►

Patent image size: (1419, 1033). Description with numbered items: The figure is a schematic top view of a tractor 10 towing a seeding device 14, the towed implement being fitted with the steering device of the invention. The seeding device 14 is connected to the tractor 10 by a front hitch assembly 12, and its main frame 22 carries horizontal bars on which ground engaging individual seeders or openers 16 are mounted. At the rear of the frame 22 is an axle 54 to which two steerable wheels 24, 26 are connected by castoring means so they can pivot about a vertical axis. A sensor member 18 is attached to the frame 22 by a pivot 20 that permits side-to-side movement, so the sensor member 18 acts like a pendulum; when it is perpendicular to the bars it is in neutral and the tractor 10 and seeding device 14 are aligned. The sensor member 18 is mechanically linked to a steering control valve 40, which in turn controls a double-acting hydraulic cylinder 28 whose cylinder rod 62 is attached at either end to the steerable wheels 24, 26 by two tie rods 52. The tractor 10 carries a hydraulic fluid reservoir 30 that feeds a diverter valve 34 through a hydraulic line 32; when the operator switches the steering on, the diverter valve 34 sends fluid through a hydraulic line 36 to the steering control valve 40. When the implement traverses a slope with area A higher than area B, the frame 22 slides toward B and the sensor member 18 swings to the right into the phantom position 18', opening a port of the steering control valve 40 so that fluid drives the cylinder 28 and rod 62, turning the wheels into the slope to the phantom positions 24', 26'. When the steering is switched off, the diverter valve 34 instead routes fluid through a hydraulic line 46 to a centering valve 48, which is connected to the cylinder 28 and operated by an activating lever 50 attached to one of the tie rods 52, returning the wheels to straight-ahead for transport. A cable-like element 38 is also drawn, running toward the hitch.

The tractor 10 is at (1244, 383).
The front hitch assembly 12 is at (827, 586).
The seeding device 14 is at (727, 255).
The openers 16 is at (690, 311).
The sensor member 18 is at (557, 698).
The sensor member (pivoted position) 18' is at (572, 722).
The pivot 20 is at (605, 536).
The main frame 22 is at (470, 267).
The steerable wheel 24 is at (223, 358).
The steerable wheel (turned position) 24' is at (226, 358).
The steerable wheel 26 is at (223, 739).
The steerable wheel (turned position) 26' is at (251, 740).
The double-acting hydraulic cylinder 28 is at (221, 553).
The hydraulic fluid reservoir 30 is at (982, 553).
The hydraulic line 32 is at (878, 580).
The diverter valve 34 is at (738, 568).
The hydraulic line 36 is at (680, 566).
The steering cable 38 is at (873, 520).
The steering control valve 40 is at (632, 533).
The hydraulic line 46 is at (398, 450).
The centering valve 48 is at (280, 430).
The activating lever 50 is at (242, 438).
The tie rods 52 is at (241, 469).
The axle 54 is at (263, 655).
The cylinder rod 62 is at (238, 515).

◄

*PROBLEM DESCRIPTION:*
Revise the items from the beginning of the records through the line containing "The steerable wheel 24 is at (223, 358).", replacing "schematic" with "diagrammatic" and leaving all else unchanged.

*WRITTEN RESPONSE:*
Patent image size: (1419, 1033). Description with numbered items: The figure is a diagrammatic top view of a tractor 10 towing a seeding device 14, the towed implement being fitted with the steering device of the invention. The seeding device 14 is connected to the tractor 10 by a front hitch assembly 12, and its main frame 22 carries horizontal bars on which ground engaging individual seeders or openers 16 are mounted. At the rear of the frame 22 is an axle 54 to which two steerable wheels 24, 26 are connected by castoring means so they can pivot about a vertical axis. A sensor member 18 is attached to the frame 22 by a pivot 20 that permits side-to-side movement, so the sensor member 18 acts like a pendulum; when it is perpendicular to the bars it is in neutral and the tractor 10 and seeding device 14 are aligned. The sensor member 18 is mechanically linked to a steering control valve 40, which in turn controls a double-acting hydraulic cylinder 28 whose cylinder rod 62 is attached at either end to the steerable wheels 24, 26 by two tie rods 52. The tractor 10 carries a hydraulic fluid reservoir 30 that feeds a diverter valve 34 through a hydraulic line 32; when the operator switches the steering on, the diverter valve 34 sends fluid through a hydraulic line 36 to the steering control valve 40. When the implement traverses a slope with area A higher than area B, the frame 22 slides toward B and the sensor member 18 swings to the right into the phantom position 18', opening a port of the steering control valve 40 so that fluid drives the cylinder 28 and rod 62, turning the wheels into the slope to the phantom positions 24', 26'. When the steering is switched off, the diverter valve 34 instead routes fluid through a hydraulic line 46 to a centering valve 48, which is connected to the cylinder 28 and operated by an activating lever 50 attached to one of the tie rods 52, returning the wheels to straight-ahead for transport. A cable-like element 38 is also drawn, running toward the hitch.

The tractor 10 is at (1244, 383).
The front hitch assembly 12 is at (827, 586).
The seeding device 14 is at (727, 255).
The openers 16 is at (690, 311).
The sensor member 18 is at (557, 698).
The sensor member (pivoted position) 18' is at (572, 722).
The pivot 20 is at (605, 536).
The main frame 22 is at (470, 267).
The steerable wheel 24 is at (223, 358).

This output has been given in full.